Objective:
Every line of the listing must be reproduced as it stands. Leave the images behind.

=== Input data ===

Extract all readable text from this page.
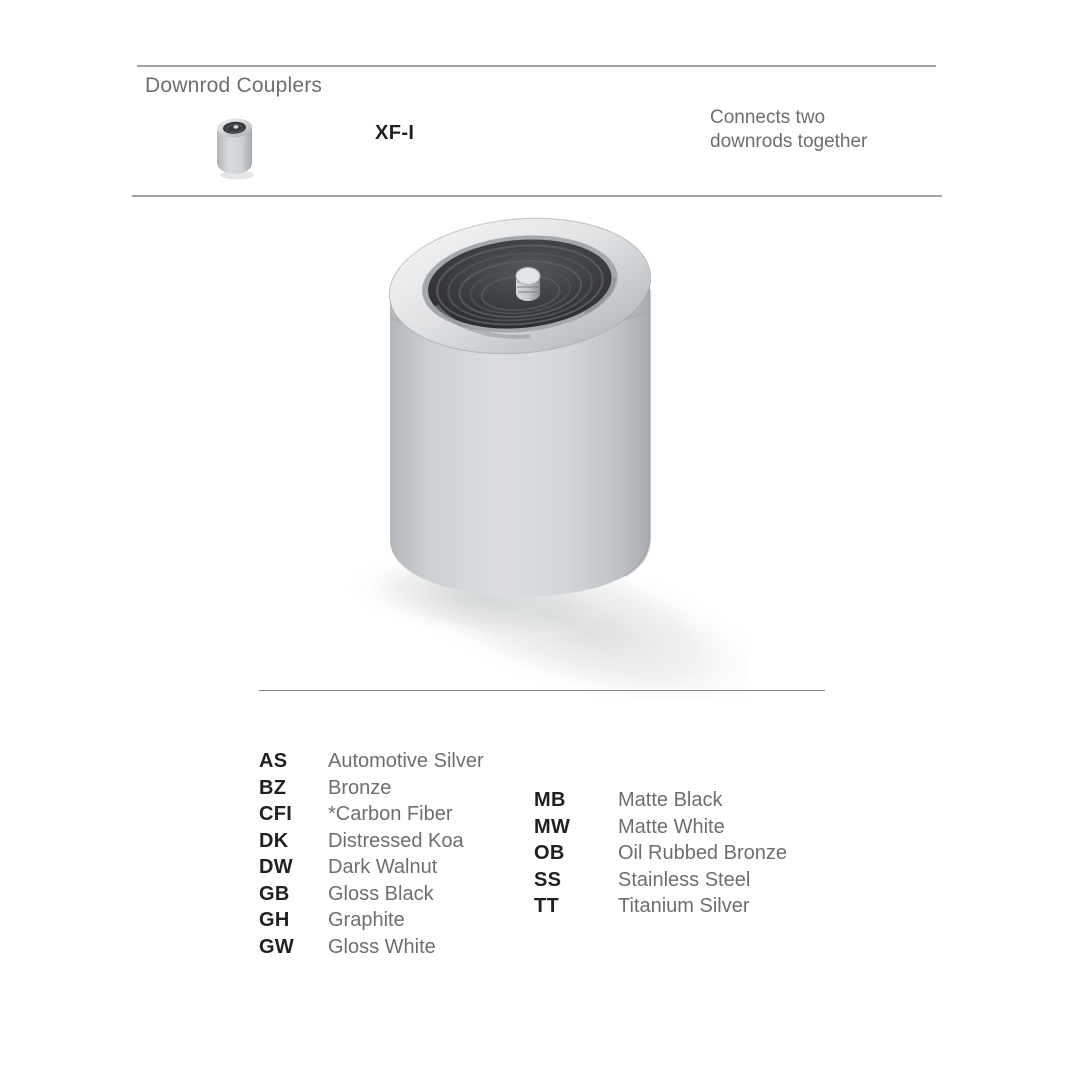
Downrod Couplers
XF-I
Connects two downrods together
AS	Automotive Silver
BZ	Bronze
CFI	*Carbon Fiber
DK	Distressed Koa
DW	Dark Walnut
GB	Gloss Black
GH	Graphite
GW	Gloss White
MB	Matte Black
MW	Matte White
OB	Oil Rubbed Bronze
SS	Stainless Steel
TT	Titanium Silver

===

Solved problem:
Extract all readable text from this page.
Downrod Couplers
XF-I
Connects two downrods together
AS	Automotive Silver
BZ	Bronze
CFI	*Carbon Fiber
DK	Distressed Koa
DW	Dark Walnut
GB	Gloss Black
GH	Graphite
GW	Gloss White
MB	Matte Black
MW	Matte White
OB	Oil Rubbed Bronze
SS	Stainless Steel
TT	Titanium Silver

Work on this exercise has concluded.